++++ Material provided

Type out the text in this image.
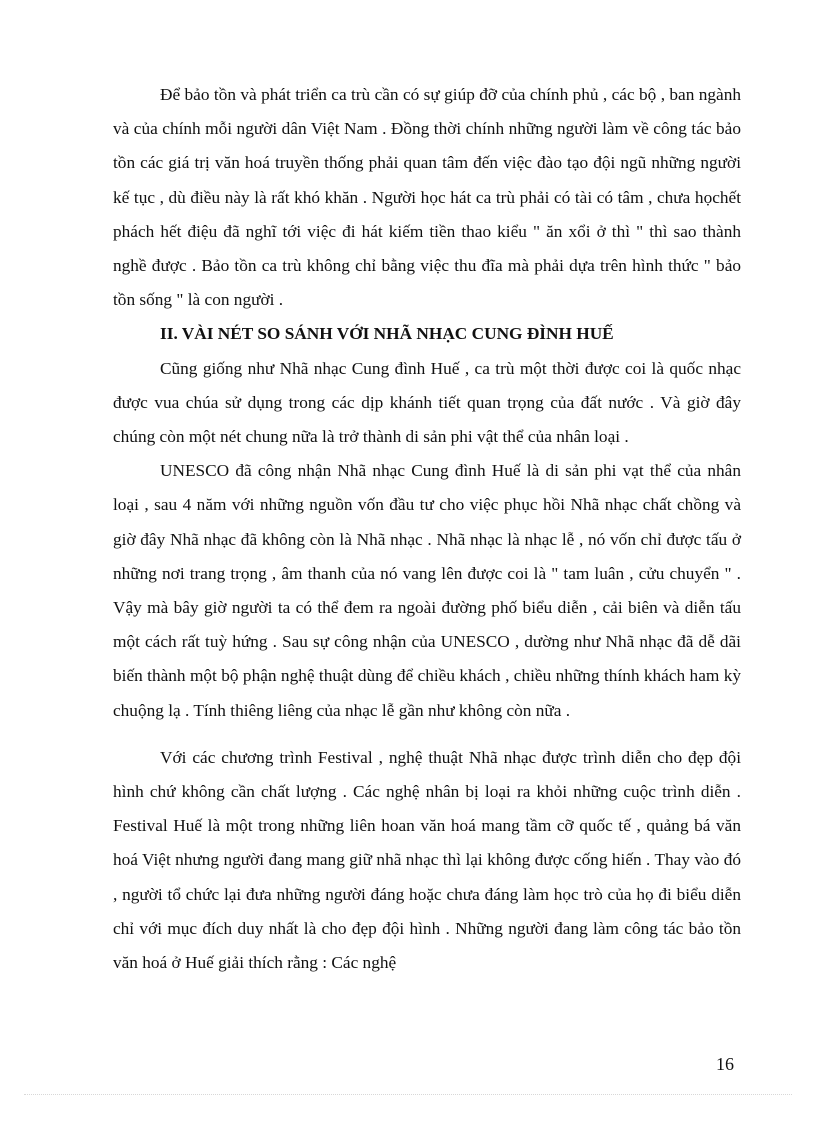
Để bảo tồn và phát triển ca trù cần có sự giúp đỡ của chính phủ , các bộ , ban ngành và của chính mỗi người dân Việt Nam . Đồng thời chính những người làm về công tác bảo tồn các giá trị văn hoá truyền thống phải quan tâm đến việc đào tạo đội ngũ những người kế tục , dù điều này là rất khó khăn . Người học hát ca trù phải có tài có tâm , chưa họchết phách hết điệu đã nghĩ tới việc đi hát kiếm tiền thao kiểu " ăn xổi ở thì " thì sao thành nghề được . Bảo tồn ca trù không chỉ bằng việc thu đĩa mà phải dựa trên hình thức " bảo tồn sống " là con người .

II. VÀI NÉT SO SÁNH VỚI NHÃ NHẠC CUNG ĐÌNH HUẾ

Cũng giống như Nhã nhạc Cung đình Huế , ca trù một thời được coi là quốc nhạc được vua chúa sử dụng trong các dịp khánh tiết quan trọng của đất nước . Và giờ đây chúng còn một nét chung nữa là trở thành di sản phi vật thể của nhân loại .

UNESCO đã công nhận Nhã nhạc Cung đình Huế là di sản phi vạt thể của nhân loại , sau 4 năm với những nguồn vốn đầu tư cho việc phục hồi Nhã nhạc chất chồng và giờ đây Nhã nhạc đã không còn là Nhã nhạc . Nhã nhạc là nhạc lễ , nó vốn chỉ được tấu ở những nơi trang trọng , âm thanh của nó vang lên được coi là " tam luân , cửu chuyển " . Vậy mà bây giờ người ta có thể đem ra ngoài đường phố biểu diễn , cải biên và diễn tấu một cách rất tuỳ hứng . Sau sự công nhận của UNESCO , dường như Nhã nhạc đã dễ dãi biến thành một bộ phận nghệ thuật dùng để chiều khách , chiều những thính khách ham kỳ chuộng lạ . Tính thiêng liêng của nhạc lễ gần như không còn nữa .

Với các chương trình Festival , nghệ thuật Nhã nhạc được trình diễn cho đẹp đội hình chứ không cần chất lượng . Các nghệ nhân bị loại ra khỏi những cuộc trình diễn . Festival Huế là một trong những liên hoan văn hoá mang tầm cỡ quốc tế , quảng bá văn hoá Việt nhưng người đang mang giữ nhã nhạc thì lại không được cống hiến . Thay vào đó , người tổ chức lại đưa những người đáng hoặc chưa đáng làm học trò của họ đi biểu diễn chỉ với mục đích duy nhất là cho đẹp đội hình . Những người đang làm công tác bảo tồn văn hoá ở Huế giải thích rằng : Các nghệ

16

++++++++
++++ Material provided

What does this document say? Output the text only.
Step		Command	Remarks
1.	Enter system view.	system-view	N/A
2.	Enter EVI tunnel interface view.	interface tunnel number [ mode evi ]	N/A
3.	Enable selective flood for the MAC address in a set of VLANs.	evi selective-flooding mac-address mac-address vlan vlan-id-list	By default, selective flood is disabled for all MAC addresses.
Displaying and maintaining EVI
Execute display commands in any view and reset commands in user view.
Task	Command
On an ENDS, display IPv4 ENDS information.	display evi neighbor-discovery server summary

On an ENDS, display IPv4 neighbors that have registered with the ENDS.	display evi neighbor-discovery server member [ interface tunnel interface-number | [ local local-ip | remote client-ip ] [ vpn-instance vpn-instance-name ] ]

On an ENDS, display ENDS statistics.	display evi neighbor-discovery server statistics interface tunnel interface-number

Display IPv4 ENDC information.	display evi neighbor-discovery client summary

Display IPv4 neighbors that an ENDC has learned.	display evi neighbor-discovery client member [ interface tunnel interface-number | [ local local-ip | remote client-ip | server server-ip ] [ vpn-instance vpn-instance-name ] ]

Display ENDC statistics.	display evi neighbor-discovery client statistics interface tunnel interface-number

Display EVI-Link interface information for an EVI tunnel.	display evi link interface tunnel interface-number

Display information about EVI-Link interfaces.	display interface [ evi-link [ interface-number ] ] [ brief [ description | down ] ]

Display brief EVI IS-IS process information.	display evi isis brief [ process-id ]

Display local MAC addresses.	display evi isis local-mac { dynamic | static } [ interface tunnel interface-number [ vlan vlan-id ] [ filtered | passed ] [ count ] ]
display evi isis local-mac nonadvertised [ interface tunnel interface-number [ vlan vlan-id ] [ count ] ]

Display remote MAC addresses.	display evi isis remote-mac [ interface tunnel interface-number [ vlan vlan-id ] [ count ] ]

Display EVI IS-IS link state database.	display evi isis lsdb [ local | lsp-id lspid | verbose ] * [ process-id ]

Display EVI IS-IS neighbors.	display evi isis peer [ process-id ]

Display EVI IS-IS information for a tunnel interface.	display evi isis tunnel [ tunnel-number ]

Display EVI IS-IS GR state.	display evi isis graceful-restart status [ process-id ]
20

++++++++
++++ Material provided

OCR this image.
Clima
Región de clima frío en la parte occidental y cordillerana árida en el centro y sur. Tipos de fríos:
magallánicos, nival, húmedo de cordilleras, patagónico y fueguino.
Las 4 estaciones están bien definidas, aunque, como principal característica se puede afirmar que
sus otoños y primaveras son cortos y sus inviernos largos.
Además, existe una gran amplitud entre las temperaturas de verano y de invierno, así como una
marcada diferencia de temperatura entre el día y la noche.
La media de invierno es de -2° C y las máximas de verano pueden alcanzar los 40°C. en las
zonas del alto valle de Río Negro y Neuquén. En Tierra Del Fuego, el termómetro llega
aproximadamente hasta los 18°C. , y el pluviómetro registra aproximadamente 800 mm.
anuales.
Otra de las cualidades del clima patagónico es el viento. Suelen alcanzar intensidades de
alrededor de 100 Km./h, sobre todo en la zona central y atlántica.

++++++++

Exercise prompt | Report all lines of the data above that include the string "thời".

Correct result |
Để bảo tồn và phát triển ca trù cần có sự giúp đỡ của chính phủ , các bộ , ban ngành và của chính mỗi người dân Việt Nam . Đồng thời chính những người làm về công tác bảo tồn các giá trị văn hoá truyền thống phải quan tâm đến việc đào tạo đội ngũ những người kế tục , dù điều này là rất khó khăn . Người học hát ca trù phải có tài có tâm , chưa họchết phách hết điệu đã nghĩ tới việc đi hát kiếm tiền thao kiểu " ăn xổi ở thì " thì sao thành nghề được . Bảo tồn ca trù không chỉ bằng việc thu đĩa mà phải dựa trên hình thức " bảo tồn sống " là con người .
Cũng giống như Nhã nhạc Cung đình Huế , ca trù một thời được coi là quốc nhạc được vua chúa sử dụng trong các dịp khánh tiết quan trọng của đất nước . Và giờ đây chúng còn một nét chung nữa là trở thành di sản phi vật thể của nhân loại .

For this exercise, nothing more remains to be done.